→ **Required task**
In the listing that follows, count every line with the word "please" in it and write only the total.

→ **Information supplied**
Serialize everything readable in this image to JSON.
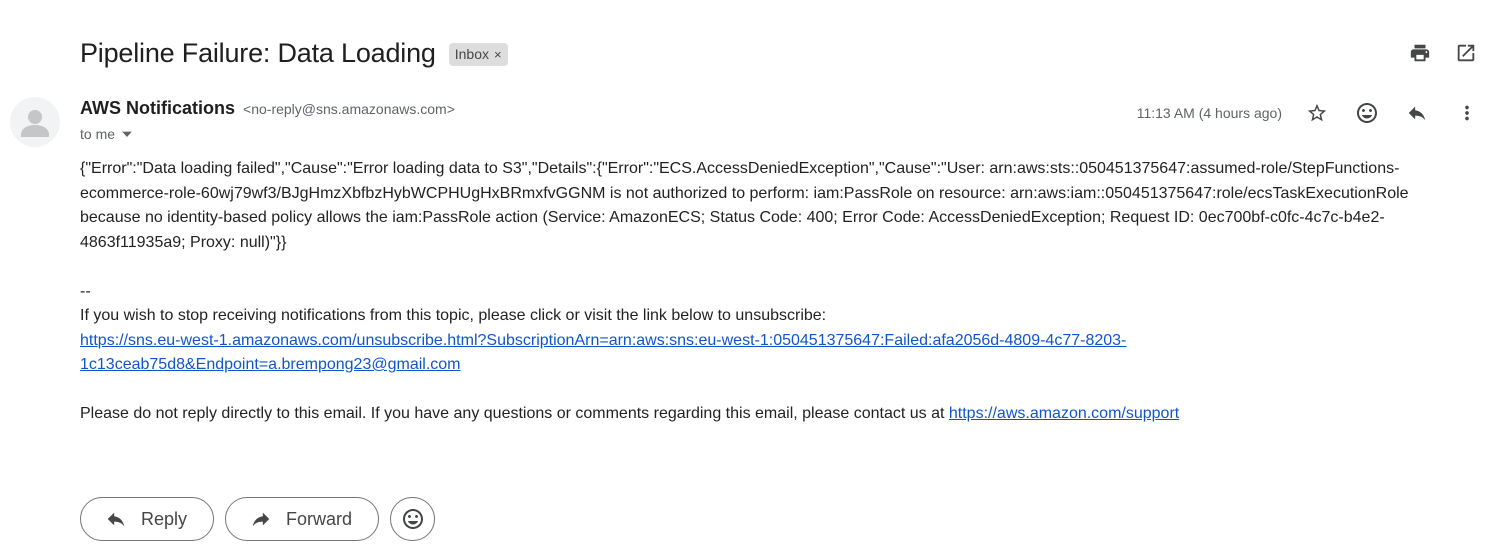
{
  "header": {
    "subject": "Pipeline Failure: Data Loading",
    "label": "Inbox",
    "label_close": "×",
    "actions": [
      "print-icon",
      "open-in-new-window-icon"
    ]
  },
  "message": {
    "sender_name": "AWS Notifications",
    "sender_email": "<no-reply@sns.amazonaws.com>",
    "to": "to me",
    "timestamp": "11:13 AM (4 hours ago)",
    "icons": [
      "star-icon",
      "emoji-icon",
      "reply-icon",
      "more-vertical-icon"
    ],
    "body_error": "{\"Error\":\"Data loading failed\",\"Cause\":\"Error loading data to S3\",\"Details\":{\"Error\":\"ECS.AccessDeniedException\",\"Cause\":\"User: arn:aws:sts::050451375647:assumed-role/StepFunctions-ecommerce-role-60wj79wf3/BJgHmzXbfbzHybWCPHUgHxBRmxfvGGNM is not authorized to perform: iam:PassRole on resource: arn:aws:iam::050451375647:role/ecsTaskExecutionRole because no identity-based policy allows the iam:PassRole action (Service: AmazonECS; Status Code: 400; Error Code: AccessDeniedException; Request ID: 0ec700bf-c0fc-4c7c-b4e2-4863f11935a9; Proxy: null)\"}}",
    "separator": "--",
    "unsubscribe_text": "If you wish to stop receiving notifications from this topic, please click or visit the link below to unsubscribe:",
    "unsubscribe_link": "https://sns.eu-west-1.amazonaws.com/unsubscribe.html?SubscriptionArn=arn:aws:sns:eu-west-1:050451375647:Failed:afa2056d-4809-4c77-8203-1c13ceab75d8&Endpoint=a.brempong23@gmail.com",
    "footer_text": "Please do not reply directly to this email. If you have any questions or comments regarding this email, please contact us at ",
    "footer_link": "https://aws.amazon.com/support"
  },
  "actions": {
    "reply": "Reply",
    "forward": "Forward"
  }
}
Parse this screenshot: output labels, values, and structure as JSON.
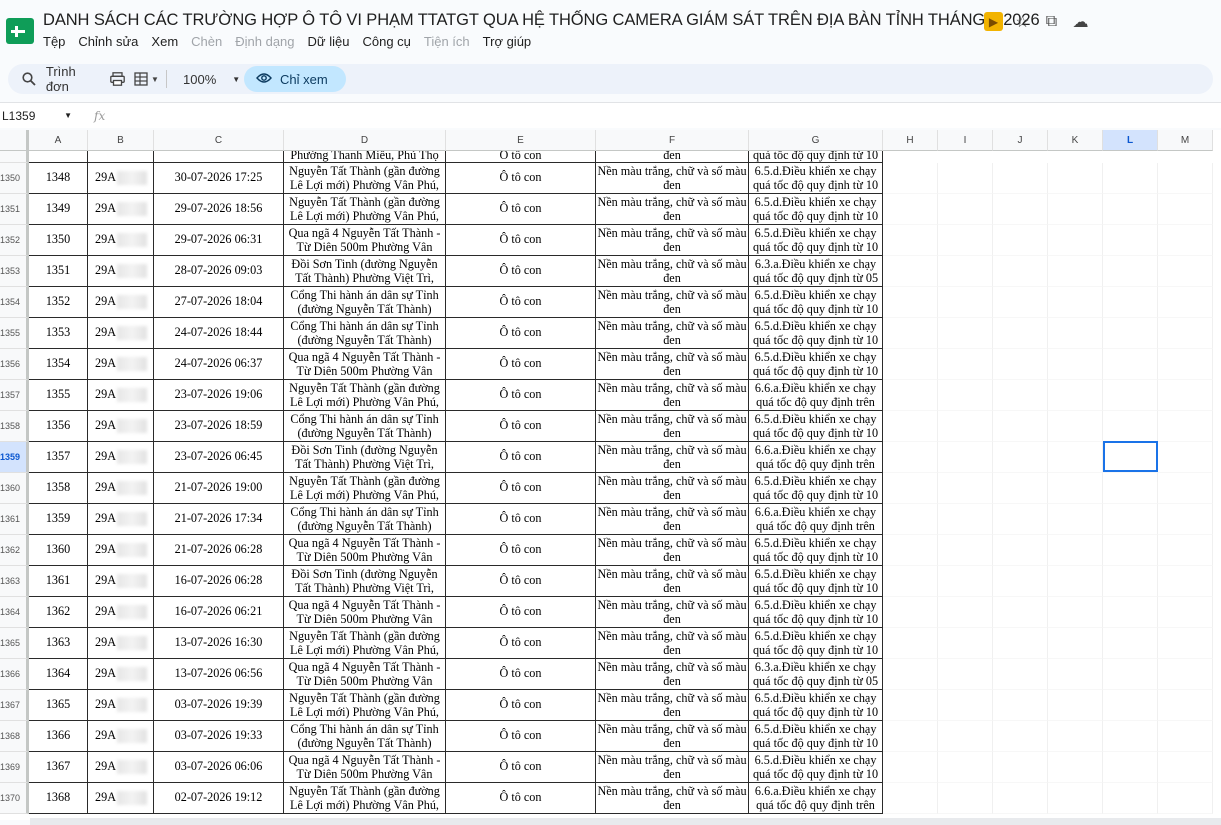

→ **Expected answer**
2